::: MATERIALS PROVIDED :::

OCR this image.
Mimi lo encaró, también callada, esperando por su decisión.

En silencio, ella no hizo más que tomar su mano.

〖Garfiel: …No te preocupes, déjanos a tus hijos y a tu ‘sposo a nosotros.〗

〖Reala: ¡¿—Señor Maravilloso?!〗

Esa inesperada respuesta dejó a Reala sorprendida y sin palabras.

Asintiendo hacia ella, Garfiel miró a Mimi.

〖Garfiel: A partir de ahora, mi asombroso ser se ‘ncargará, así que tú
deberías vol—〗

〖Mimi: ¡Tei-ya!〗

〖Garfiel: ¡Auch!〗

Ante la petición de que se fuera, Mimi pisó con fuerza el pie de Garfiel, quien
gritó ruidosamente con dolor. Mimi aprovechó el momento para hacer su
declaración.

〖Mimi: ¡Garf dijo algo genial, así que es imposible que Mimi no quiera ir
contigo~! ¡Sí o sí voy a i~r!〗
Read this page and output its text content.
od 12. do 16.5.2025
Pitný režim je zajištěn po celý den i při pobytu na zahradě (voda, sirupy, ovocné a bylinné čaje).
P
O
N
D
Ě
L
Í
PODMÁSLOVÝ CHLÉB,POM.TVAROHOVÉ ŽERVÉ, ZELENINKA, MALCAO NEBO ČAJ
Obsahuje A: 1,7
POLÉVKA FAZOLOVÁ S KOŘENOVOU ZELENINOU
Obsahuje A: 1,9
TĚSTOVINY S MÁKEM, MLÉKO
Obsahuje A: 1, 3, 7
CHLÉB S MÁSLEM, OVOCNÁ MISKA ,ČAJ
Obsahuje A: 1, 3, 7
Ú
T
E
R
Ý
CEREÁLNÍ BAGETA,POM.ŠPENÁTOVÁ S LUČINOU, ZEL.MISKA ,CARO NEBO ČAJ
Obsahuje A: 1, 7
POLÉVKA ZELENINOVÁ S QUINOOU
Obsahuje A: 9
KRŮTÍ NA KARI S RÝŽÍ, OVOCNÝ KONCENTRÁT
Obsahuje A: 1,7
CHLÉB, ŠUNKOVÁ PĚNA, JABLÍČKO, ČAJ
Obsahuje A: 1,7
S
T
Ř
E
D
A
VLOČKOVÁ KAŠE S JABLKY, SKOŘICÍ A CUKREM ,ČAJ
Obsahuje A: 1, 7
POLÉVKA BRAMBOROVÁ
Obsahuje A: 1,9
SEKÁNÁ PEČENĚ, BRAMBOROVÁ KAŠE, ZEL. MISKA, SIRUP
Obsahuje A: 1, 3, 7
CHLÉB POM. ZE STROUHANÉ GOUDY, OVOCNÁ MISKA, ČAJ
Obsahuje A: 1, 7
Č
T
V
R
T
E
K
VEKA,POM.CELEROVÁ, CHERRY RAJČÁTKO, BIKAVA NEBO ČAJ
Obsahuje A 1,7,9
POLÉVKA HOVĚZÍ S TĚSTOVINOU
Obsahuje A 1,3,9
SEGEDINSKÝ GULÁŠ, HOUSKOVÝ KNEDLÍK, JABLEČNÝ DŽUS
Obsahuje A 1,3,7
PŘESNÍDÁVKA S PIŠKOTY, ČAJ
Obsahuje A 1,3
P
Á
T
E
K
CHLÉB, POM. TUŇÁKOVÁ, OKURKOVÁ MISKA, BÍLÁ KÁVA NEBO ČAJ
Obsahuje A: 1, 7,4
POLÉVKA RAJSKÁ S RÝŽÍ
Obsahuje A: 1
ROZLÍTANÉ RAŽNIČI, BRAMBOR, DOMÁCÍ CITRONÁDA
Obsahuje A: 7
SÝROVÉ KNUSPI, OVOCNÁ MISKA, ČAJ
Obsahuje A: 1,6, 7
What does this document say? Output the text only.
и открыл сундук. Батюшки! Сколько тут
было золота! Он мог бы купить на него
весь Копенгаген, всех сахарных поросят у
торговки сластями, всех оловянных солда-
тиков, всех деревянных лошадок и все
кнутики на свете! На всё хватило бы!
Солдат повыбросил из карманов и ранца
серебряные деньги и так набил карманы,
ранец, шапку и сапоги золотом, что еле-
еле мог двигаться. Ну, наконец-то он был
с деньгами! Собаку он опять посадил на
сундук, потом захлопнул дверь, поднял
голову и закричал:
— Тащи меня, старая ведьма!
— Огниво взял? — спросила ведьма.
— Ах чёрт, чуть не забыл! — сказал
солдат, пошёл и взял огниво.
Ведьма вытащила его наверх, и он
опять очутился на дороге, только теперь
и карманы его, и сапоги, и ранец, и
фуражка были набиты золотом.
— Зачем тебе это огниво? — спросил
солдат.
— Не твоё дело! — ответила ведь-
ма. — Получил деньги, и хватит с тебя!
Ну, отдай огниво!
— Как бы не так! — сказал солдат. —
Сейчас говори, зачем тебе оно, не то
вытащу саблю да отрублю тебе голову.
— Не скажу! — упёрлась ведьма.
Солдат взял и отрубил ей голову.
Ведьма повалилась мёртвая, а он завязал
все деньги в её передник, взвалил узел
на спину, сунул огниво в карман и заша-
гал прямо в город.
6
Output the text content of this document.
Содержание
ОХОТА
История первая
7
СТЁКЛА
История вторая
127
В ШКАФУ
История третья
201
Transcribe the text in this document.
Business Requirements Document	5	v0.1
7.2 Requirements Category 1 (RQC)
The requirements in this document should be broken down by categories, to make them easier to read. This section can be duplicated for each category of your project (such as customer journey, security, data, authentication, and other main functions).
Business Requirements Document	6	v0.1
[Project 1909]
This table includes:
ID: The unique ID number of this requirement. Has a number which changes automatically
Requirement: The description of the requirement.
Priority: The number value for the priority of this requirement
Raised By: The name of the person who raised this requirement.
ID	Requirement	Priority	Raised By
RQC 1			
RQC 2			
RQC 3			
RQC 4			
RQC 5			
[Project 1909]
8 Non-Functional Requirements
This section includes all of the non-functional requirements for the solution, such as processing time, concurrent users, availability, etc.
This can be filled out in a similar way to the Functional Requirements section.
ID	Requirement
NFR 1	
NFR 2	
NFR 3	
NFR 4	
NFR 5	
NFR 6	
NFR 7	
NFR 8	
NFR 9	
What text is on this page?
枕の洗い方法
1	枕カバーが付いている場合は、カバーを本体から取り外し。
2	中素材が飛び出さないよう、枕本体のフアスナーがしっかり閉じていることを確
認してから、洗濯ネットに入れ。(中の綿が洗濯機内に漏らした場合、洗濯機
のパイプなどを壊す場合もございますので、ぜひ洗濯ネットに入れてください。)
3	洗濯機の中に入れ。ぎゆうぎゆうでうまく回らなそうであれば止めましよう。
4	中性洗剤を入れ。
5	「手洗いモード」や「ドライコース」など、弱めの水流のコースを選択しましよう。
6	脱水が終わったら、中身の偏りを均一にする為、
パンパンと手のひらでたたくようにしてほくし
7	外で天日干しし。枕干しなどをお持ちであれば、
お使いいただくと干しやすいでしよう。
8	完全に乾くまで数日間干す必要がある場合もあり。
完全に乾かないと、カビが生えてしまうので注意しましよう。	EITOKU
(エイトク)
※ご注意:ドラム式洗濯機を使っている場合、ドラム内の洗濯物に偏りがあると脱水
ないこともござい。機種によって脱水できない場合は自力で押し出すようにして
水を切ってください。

:::

Nothing should be left out: repeat all of the data exactly.

OCR this image.
Mimi lo encaró, también callada, esperando por su decisión.

En silencio, ella no hizo más que tomar su mano.

〖Garfiel: …No te preocupes, déjanos a tus hijos y a tu ‘sposo a nosotros.〗

〖Reala: ¡¿—Señor Maravilloso?!〗

Esa inesperada respuesta dejó a Reala sorprendida y sin palabras.

Asintiendo hacia ella, Garfiel miró a Mimi.

〖Garfiel: A partir de ahora, mi asombroso ser se ‘ncargará, así que tú
deberías vol—〗

〖Mimi: ¡Tei-ya!〗

〖Garfiel: ¡Auch!〗

Ante la petición de que se fuera, Mimi pisó con fuerza el pie de Garfiel, quien
gritó ruidosamente con dolor. Mimi aprovechó el momento para hacer su
declaración.

〖Mimi: ¡Garf dijo algo genial, así que es imposible que Mimi no quiera ir
contigo~! ¡Sí o sí voy a i~r!〗
Read this page and output its text content.
od 12. do 16.5.2025
Pitný režim je zajištěn po celý den i při pobytu na zahradě (voda, sirupy, ovocné a bylinné čaje).
P
O
N
D
Ě
L
Í
PODMÁSLOVÝ CHLÉB,POM.TVAROHOVÉ ŽERVÉ, ZELENINKA, MALCAO NEBO ČAJ
Obsahuje A: 1,7
POLÉVKA FAZOLOVÁ S KOŘENOVOU ZELENINOU
Obsahuje A: 1,9
TĚSTOVINY S MÁKEM, MLÉKO
Obsahuje A: 1, 3, 7
CHLÉB S MÁSLEM, OVOCNÁ MISKA ,ČAJ
Obsahuje A: 1, 3, 7
Ú
T
E
R
Ý
CEREÁLNÍ BAGETA,POM.ŠPENÁTOVÁ S LUČINOU, ZEL.MISKA ,CARO NEBO ČAJ
Obsahuje A: 1, 7
POLÉVKA ZELENINOVÁ S QUINOOU
Obsahuje A: 9
KRŮTÍ NA KARI S RÝŽÍ, OVOCNÝ KONCENTRÁT
Obsahuje A: 1,7
CHLÉB, ŠUNKOVÁ PĚNA, JABLÍČKO, ČAJ
Obsahuje A: 1,7
S
T
Ř
E
D
A
VLOČKOVÁ KAŠE S JABLKY, SKOŘICÍ A CUKREM ,ČAJ
Obsahuje A: 1, 7
POLÉVKA BRAMBOROVÁ
Obsahuje A: 1,9
SEKÁNÁ PEČENĚ, BRAMBOROVÁ KAŠE, ZEL. MISKA, SIRUP
Obsahuje A: 1, 3, 7
CHLÉB POM. ZE STROUHANÉ GOUDY, OVOCNÁ MISKA, ČAJ
Obsahuje A: 1, 7
Č
T
V
R
T
E
K
VEKA,POM.CELEROVÁ, CHERRY RAJČÁTKO, BIKAVA NEBO ČAJ
Obsahuje A 1,7,9
POLÉVKA HOVĚZÍ S TĚSTOVINOU
Obsahuje A 1,3,9
SEGEDINSKÝ GULÁŠ, HOUSKOVÝ KNEDLÍK, JABLEČNÝ DŽUS
Obsahuje A 1,3,7
PŘESNÍDÁVKA S PIŠKOTY, ČAJ
Obsahuje A 1,3
P
Á
T
E
K
CHLÉB, POM. TUŇÁKOVÁ, OKURKOVÁ MISKA, BÍLÁ KÁVA NEBO ČAJ
Obsahuje A: 1, 7,4
POLÉVKA RAJSKÁ S RÝŽÍ
Obsahuje A: 1
ROZLÍTANÉ RAŽNIČI, BRAMBOR, DOMÁCÍ CITRONÁDA
Obsahuje A: 7
SÝROVÉ KNUSPI, OVOCNÁ MISKA, ČAJ
Obsahuje A: 1,6, 7
What does this document say? Output the text only.
и открыл сундук. Батюшки! Сколько тут
было золота! Он мог бы купить на него
весь Копенгаген, всех сахарных поросят у
торговки сластями, всех оловянных солда-
тиков, всех деревянных лошадок и все
кнутики на свете! На всё хватило бы!
Солдат повыбросил из карманов и ранца
серебряные деньги и так набил карманы,
ранец, шапку и сапоги золотом, что еле-
еле мог двигаться. Ну, наконец-то он был
с деньгами! Собаку он опять посадил на
сундук, потом захлопнул дверь, поднял
голову и закричал:
— Тащи меня, старая ведьма!
— Огниво взял? — спросила ведьма.
— Ах чёрт, чуть не забыл! — сказал
солдат, пошёл и взял огниво.
Ведьма вытащила его наверх, и он
опять очутился на дороге, только теперь
и карманы его, и сапоги, и ранец, и
фуражка были набиты золотом.
— Зачем тебе это огниво? — спросил
солдат.
— Не твоё дело! — ответила ведь-
ма. — Получил деньги, и хватит с тебя!
Ну, отдай огниво!
— Как бы не так! — сказал солдат. —
Сейчас говори, зачем тебе оно, не то
вытащу саблю да отрублю тебе голову.
— Не скажу! — упёрлась ведьма.
Солдат взял и отрубил ей голову.
Ведьма повалилась мёртвая, а он завязал
все деньги в её передник, взвалил узел
на спину, сунул огниво в карман и заша-
гал прямо в город.
6
Output the text content of this document.
Содержание
ОХОТА
История первая
7
СТЁКЛА
История вторая
127
В ШКАФУ
История третья
201
Transcribe the text in this document.
Business Requirements Document	5	v0.1
7.2 Requirements Category 1 (RQC)
The requirements in this document should be broken down by categories, to make them easier to read. This section can be duplicated for each category of your project (such as customer journey, security, data, authentication, and other main functions).
Business Requirements Document	6	v0.1
[Project 1909]
This table includes:
ID: The unique ID number of this requirement. Has a number which changes automatically
Requirement: The description of the requirement.
Priority: The number value for the priority of this requirement
Raised By: The name of the person who raised this requirement.
ID	Requirement	Priority	Raised By
RQC 1			
RQC 2			
RQC 3			
RQC 4			
RQC 5			
[Project 1909]
8 Non-Functional Requirements
This section includes all of the non-functional requirements for the solution, such as processing time, concurrent users, availability, etc.
This can be filled out in a similar way to the Functional Requirements section.
ID	Requirement
NFR 1	
NFR 2	
NFR 3	
NFR 4	
NFR 5	
NFR 6	
NFR 7	
NFR 8	
NFR 9	
What text is on this page?
枕の洗い方法
1	枕カバーが付いている場合は、カバーを本体から取り外し。
2	中素材が飛び出さないよう、枕本体のフアスナーがしっかり閉じていることを確
認してから、洗濯ネットに入れ。(中の綿が洗濯機内に漏らした場合、洗濯機
のパイプなどを壊す場合もございますので、ぜひ洗濯ネットに入れてください。)
3	洗濯機の中に入れ。ぎゆうぎゆうでうまく回らなそうであれば止めましよう。
4	中性洗剤を入れ。
5	「手洗いモード」や「ドライコース」など、弱めの水流のコースを選択しましよう。
6	脱水が終わったら、中身の偏りを均一にする為、
パンパンと手のひらでたたくようにしてほくし
7	外で天日干しし。枕干しなどをお持ちであれば、
お使いいただくと干しやすいでしよう。
8	完全に乾くまで数日間干す必要がある場合もあり。
完全に乾かないと、カビが生えてしまうので注意しましよう。	EITOKU
(エイトク)
※ご注意:ドラム式洗濯機を使っている場合、ドラム内の洗濯物に偏りがあると脱水
ないこともござい。機種によって脱水できない場合は自力で押し出すようにして
水を切ってください。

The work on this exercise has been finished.